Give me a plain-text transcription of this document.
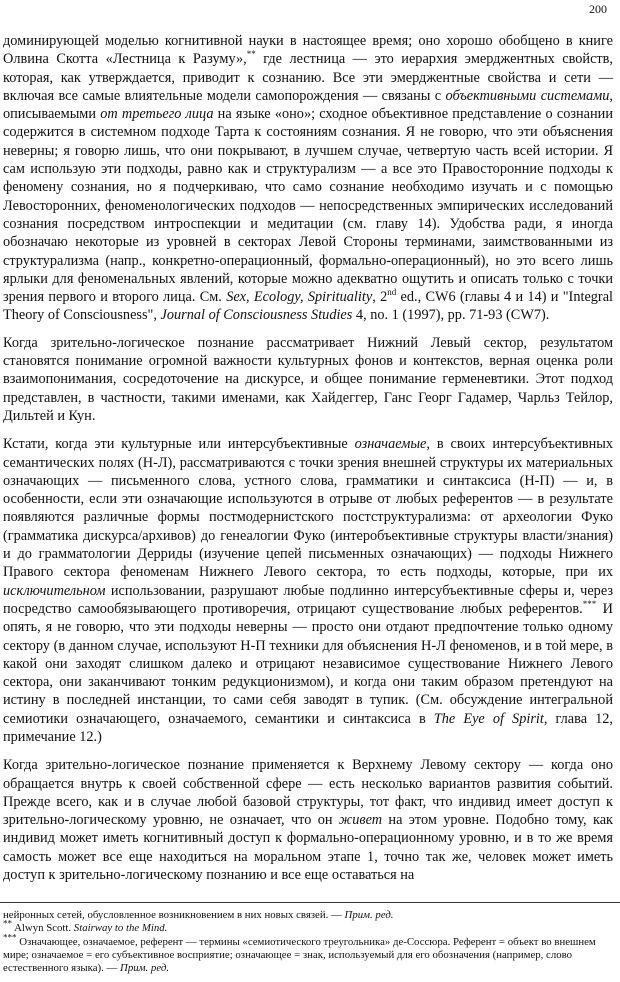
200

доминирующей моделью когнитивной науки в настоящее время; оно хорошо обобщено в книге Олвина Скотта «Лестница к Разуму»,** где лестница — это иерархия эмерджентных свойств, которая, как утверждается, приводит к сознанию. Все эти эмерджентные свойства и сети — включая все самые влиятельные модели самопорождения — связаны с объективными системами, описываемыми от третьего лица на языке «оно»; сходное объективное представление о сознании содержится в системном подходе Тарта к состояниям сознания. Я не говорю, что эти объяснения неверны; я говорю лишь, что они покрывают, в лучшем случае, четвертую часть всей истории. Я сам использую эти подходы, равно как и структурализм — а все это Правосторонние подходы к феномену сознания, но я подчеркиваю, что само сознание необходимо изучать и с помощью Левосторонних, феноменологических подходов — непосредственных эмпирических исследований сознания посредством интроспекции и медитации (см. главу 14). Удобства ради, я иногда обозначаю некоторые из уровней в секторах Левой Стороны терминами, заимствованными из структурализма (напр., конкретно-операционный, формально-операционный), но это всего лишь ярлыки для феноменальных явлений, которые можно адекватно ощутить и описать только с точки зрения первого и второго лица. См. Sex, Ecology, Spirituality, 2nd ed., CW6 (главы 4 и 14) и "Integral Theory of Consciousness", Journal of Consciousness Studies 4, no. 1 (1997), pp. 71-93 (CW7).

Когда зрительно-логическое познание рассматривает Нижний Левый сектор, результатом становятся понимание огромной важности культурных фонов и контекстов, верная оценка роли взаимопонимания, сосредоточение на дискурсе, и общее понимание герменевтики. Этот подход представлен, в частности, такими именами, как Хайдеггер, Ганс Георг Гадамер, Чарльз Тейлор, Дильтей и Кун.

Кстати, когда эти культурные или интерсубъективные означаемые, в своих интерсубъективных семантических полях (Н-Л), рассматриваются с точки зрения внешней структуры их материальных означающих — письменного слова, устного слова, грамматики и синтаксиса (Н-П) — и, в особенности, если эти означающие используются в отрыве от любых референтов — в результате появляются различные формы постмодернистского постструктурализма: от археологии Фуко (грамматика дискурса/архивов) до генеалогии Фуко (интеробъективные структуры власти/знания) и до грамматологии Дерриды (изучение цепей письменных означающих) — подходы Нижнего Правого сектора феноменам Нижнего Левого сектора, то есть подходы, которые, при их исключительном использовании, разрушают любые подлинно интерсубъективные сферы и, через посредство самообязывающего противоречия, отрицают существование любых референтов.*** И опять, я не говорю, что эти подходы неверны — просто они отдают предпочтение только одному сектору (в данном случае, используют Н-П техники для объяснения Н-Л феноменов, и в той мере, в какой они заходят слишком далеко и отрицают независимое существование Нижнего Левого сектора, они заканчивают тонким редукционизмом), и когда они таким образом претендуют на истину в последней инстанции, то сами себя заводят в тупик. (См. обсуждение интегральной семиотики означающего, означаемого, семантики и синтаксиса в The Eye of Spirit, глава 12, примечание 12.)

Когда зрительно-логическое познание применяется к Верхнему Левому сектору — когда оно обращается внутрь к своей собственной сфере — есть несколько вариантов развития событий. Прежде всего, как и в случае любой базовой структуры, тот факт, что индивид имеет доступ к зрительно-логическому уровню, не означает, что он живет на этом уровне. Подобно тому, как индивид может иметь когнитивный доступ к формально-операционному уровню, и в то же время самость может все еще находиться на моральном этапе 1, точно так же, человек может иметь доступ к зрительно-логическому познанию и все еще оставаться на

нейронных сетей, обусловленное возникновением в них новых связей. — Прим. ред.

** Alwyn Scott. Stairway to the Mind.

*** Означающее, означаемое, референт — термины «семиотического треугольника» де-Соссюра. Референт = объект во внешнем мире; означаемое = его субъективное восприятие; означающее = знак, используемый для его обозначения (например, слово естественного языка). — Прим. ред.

- - - - -

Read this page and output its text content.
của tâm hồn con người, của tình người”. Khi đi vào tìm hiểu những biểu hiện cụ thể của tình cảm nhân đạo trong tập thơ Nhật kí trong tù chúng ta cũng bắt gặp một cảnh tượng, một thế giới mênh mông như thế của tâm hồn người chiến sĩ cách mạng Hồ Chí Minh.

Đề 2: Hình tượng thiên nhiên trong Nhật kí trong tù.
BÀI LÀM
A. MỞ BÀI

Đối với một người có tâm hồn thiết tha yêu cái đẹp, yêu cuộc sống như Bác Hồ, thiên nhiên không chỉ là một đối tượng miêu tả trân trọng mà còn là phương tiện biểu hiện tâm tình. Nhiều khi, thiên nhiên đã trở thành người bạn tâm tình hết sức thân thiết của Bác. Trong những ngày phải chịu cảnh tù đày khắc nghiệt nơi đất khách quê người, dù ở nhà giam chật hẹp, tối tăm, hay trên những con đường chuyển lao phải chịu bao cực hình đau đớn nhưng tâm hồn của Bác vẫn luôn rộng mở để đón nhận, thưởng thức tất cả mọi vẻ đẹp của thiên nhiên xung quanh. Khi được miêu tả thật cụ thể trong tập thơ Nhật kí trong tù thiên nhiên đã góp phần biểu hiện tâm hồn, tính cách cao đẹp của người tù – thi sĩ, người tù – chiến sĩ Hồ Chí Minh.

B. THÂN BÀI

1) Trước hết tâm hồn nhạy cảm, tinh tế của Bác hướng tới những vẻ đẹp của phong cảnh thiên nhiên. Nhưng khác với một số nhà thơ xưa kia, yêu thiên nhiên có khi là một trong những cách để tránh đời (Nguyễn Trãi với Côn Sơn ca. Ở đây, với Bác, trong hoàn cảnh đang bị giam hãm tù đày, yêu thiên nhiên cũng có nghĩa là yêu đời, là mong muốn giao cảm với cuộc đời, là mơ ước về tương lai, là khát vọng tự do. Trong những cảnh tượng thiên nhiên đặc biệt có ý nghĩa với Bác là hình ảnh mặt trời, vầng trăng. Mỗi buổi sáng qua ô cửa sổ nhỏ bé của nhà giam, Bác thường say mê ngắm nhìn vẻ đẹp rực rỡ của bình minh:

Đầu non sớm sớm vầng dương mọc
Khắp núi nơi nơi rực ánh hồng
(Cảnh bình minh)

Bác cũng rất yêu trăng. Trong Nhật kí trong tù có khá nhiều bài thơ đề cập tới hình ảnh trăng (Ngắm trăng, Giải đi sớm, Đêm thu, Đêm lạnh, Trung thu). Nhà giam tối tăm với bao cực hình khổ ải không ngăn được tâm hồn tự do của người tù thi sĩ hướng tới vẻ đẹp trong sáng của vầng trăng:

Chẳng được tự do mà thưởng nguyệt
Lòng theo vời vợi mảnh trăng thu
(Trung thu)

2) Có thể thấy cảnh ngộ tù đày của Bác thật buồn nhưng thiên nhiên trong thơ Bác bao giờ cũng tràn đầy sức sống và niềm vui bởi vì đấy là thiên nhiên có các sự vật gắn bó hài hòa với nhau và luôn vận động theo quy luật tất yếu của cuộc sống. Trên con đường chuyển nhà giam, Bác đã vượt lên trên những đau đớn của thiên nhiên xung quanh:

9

- - - - -

Given request:
In the material above, find each line that contains the word "познание", and select it.

Response to the exercise:
Когда зрительно-логическое познание рассматривает Нижний Левый сектор, результатом становятся понимание огромной важности культурных фонов и контекстов, верная оценка роли взаимопонимания, сосредоточение на дискурсе, и общее понимание герменевтики. Этот подход представлен, в частности, такими именами, как Хайдеггер, Ганс Георг Гадамер, Чарльз Тейлор, Дильтей и Кун.
Когда зрительно-логическое познание применяется к Верхнему Левому сектору — когда оно обращается внутрь к своей собственной сфере — есть несколько вариантов развития событий. Прежде всего, как и в случае любой базовой структуры, тот факт, что индивид имеет доступ к зрительно-логическому уровню, не означает, что он живет на этом уровне. Подобно тому, как индивид может иметь когнитивный доступ к формально-операционному уровню, и в то же время самость может все еще находиться на моральном этапе 1, точно так же, человек может иметь доступ к зрительно-логическому познанию и все еще оставаться на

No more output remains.